• TASK STATEMENT: Quote the records in full and leave their pictures out.

• AVAILABLE RECORDS:

"""

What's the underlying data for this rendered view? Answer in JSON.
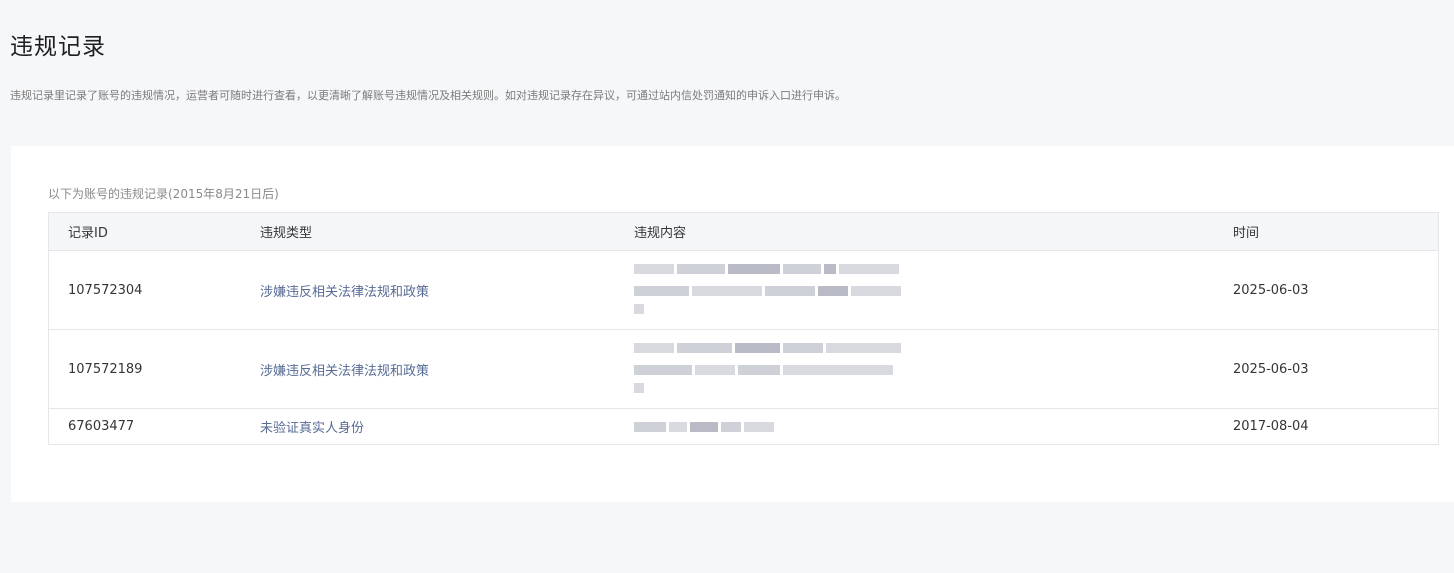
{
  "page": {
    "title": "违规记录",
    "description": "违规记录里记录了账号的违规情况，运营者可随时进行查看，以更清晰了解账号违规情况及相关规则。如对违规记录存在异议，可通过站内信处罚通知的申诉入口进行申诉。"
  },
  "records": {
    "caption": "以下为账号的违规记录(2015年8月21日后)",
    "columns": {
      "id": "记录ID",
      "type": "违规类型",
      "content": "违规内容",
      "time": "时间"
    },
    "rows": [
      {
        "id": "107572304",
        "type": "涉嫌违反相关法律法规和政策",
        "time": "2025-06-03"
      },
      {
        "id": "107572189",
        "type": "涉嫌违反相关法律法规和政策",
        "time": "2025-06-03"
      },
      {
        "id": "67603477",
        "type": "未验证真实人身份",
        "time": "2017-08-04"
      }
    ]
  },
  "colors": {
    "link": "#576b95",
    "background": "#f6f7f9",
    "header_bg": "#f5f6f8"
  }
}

"""

• EXERCISE RESPONSE:
What's the underlying data for this rendered view? Answer in JSON.
{
  "page": {
    "title": "违规记录",
    "description": "违规记录里记录了账号的违规情况，运营者可随时进行查看，以更清晰了解账号违规情况及相关规则。如对违规记录存在异议，可通过站内信处罚通知的申诉入口进行申诉。"
  },
  "records": {
    "caption": "以下为账号的违规记录(2015年8月21日后)",
    "columns": {
      "id": "记录ID",
      "type": "违规类型",
      "content": "违规内容",
      "time": "时间"
    },
    "rows": [
      {
        "id": "107572304",
        "type": "涉嫌违反相关法律法规和政策",
        "time": "2025-06-03"
      },
      {
        "id": "107572189",
        "type": "涉嫌违反相关法律法规和政策",
        "time": "2025-06-03"
      },
      {
        "id": "67603477",
        "type": "未验证真实人身份",
        "time": "2017-08-04"
      }
    ]
  },
  "colors": {
    "link": "#576b95",
    "background": "#f6f7f9",
    "header_bg": "#f5f6f8"
  }
}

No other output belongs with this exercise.